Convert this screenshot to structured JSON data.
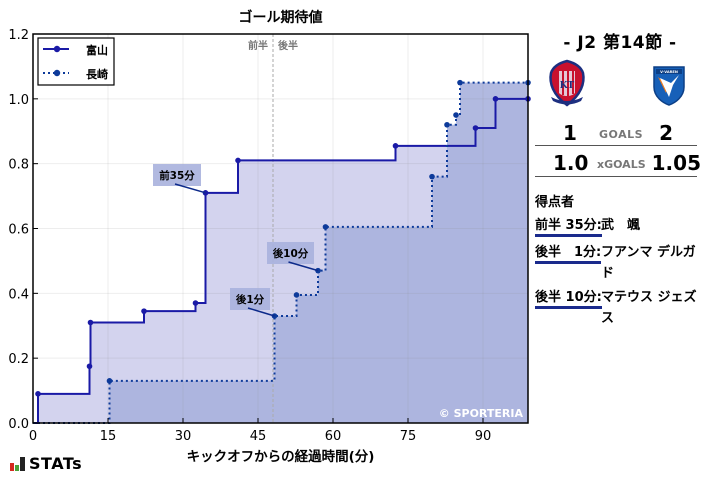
{
  "chart_data": {
    "type": "line",
    "subtype": "step",
    "title": "ゴール期待値",
    "xlabel": "キックオフからの経過時間(分)",
    "ylabel": "",
    "xlim": [
      0,
      99
    ],
    "ylim": [
      0,
      1.2
    ],
    "xticks": [
      0,
      15,
      30,
      45,
      60,
      75,
      90
    ],
    "yticks": [
      0.0,
      0.2,
      0.4,
      0.6,
      0.8,
      1.0,
      1.2
    ],
    "ytick_labels": [
      "0.0",
      "0.2",
      "0.4",
      "0.6",
      "0.8",
      "1.0",
      "1.2"
    ],
    "grid": true,
    "legend_position": "upper left",
    "half_time_marker": {
      "x": 48,
      "left_label": "前半",
      "right_label": "後半"
    },
    "watermark": "© SPORTERIA",
    "series": [
      {
        "name": "富山",
        "style": "solid",
        "color": "#1a1aa6",
        "fill": "#d3d3ee",
        "points": [
          {
            "x": 0,
            "y": 0.0
          },
          {
            "x": 1,
            "y": 0.09
          },
          {
            "x": 11.3,
            "y": 0.175
          },
          {
            "x": 11.5,
            "y": 0.31
          },
          {
            "x": 22.2,
            "y": 0.345
          },
          {
            "x": 32.5,
            "y": 0.37
          },
          {
            "x": 34.5,
            "y": 0.71
          },
          {
            "x": 41,
            "y": 0.81
          },
          {
            "x": 72.5,
            "y": 0.855
          },
          {
            "x": 88.5,
            "y": 0.91
          },
          {
            "x": 92.5,
            "y": 1.0
          },
          {
            "x": 99,
            "y": 1.0
          }
        ],
        "goals": [
          {
            "x": 34.5,
            "y": 0.71,
            "label": "前35分"
          }
        ]
      },
      {
        "name": "長崎",
        "style": "dotted",
        "color": "#0d3a9a",
        "fill": "#a9b1dd",
        "points": [
          {
            "x": 0,
            "y": 0.0
          },
          {
            "x": 15.3,
            "y": 0.13
          },
          {
            "x": 48.3,
            "y": 0.33
          },
          {
            "x": 52.7,
            "y": 0.395
          },
          {
            "x": 57,
            "y": 0.47
          },
          {
            "x": 58.5,
            "y": 0.605
          },
          {
            "x": 79.8,
            "y": 0.76
          },
          {
            "x": 82.8,
            "y": 0.92
          },
          {
            "x": 84.6,
            "y": 0.95
          },
          {
            "x": 85.4,
            "y": 1.05
          },
          {
            "x": 99,
            "y": 1.05
          }
        ],
        "goals": [
          {
            "x": 48.3,
            "y": 0.33,
            "label": "後1分"
          },
          {
            "x": 57,
            "y": 0.47,
            "label": "後10分"
          }
        ]
      }
    ]
  },
  "panel": {
    "round": "- J2 第14節 -",
    "home_team": "富山",
    "away_team": "長崎",
    "home_goals": "1",
    "away_goals": "2",
    "goals_label": "GOALS",
    "home_xg": "1.0",
    "away_xg": "1.05",
    "xg_label": "xGOALS",
    "scorers_title": "得点者",
    "scorers": [
      {
        "time": "前半 35分:",
        "name": "武　颯"
      },
      {
        "time": "後半　1分:",
        "name": "フアンマ デルガド"
      },
      {
        "time": "後半 10分:",
        "name": "マテウス ジェズス"
      }
    ]
  },
  "footer": {
    "logo_text": "STATs"
  },
  "colors": {
    "home_line": "#1a1aa6",
    "away_line": "#0d3a9a",
    "home_fill": "#d3d3ee",
    "away_fill": "#a9b1dd",
    "annotation_bg": "#a9b1dd"
  }
}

══════════════════════════════

* [Written request]
Word for word, quote the full listing, omitting every picture.

* [The result]
Convert this screenshot to structured JSON data.
{
  "chart_data": {
    "type": "line",
    "subtype": "step",
    "title": "ゴール期待値",
    "xlabel": "キックオフからの経過時間(分)",
    "ylabel": "",
    "xlim": [
      0,
      99
    ],
    "ylim": [
      0,
      1.2
    ],
    "xticks": [
      0,
      15,
      30,
      45,
      60,
      75,
      90
    ],
    "yticks": [
      0.0,
      0.2,
      0.4,
      0.6,
      0.8,
      1.0,
      1.2
    ],
    "ytick_labels": [
      "0.0",
      "0.2",
      "0.4",
      "0.6",
      "0.8",
      "1.0",
      "1.2"
    ],
    "grid": true,
    "legend_position": "upper left",
    "half_time_marker": {
      "x": 48,
      "left_label": "前半",
      "right_label": "後半"
    },
    "watermark": "© SPORTERIA",
    "series": [
      {
        "name": "富山",
        "style": "solid",
        "color": "#1a1aa6",
        "fill": "#d3d3ee",
        "points": [
          {
            "x": 0,
            "y": 0.0
          },
          {
            "x": 1,
            "y": 0.09
          },
          {
            "x": 11.3,
            "y": 0.175
          },
          {
            "x": 11.5,
            "y": 0.31
          },
          {
            "x": 22.2,
            "y": 0.345
          },
          {
            "x": 32.5,
            "y": 0.37
          },
          {
            "x": 34.5,
            "y": 0.71
          },
          {
            "x": 41,
            "y": 0.81
          },
          {
            "x": 72.5,
            "y": 0.855
          },
          {
            "x": 88.5,
            "y": 0.91
          },
          {
            "x": 92.5,
            "y": 1.0
          },
          {
            "x": 99,
            "y": 1.0
          }
        ],
        "goals": [
          {
            "x": 34.5,
            "y": 0.71,
            "label": "前35分"
          }
        ]
      },
      {
        "name": "長崎",
        "style": "dotted",
        "color": "#0d3a9a",
        "fill": "#a9b1dd",
        "points": [
          {
            "x": 0,
            "y": 0.0
          },
          {
            "x": 15.3,
            "y": 0.13
          },
          {
            "x": 48.3,
            "y": 0.33
          },
          {
            "x": 52.7,
            "y": 0.395
          },
          {
            "x": 57,
            "y": 0.47
          },
          {
            "x": 58.5,
            "y": 0.605
          },
          {
            "x": 79.8,
            "y": 0.76
          },
          {
            "x": 82.8,
            "y": 0.92
          },
          {
            "x": 84.6,
            "y": 0.95
          },
          {
            "x": 85.4,
            "y": 1.05
          },
          {
            "x": 99,
            "y": 1.05
          }
        ],
        "goals": [
          {
            "x": 48.3,
            "y": 0.33,
            "label": "後1分"
          },
          {
            "x": 57,
            "y": 0.47,
            "label": "後10分"
          }
        ]
      }
    ]
  },
  "panel": {
    "round": "- J2 第14節 -",
    "home_team": "富山",
    "away_team": "長崎",
    "home_goals": "1",
    "away_goals": "2",
    "goals_label": "GOALS",
    "home_xg": "1.0",
    "away_xg": "1.05",
    "xg_label": "xGOALS",
    "scorers_title": "得点者",
    "scorers": [
      {
        "time": "前半 35分:",
        "name": "武　颯"
      },
      {
        "time": "後半　1分:",
        "name": "フアンマ デルガド"
      },
      {
        "time": "後半 10分:",
        "name": "マテウス ジェズス"
      }
    ]
  },
  "footer": {
    "logo_text": "STATs"
  },
  "colors": {
    "home_line": "#1a1aa6",
    "away_line": "#0d3a9a",
    "home_fill": "#d3d3ee",
    "away_fill": "#a9b1dd",
    "annotation_bg": "#a9b1dd"
  }
}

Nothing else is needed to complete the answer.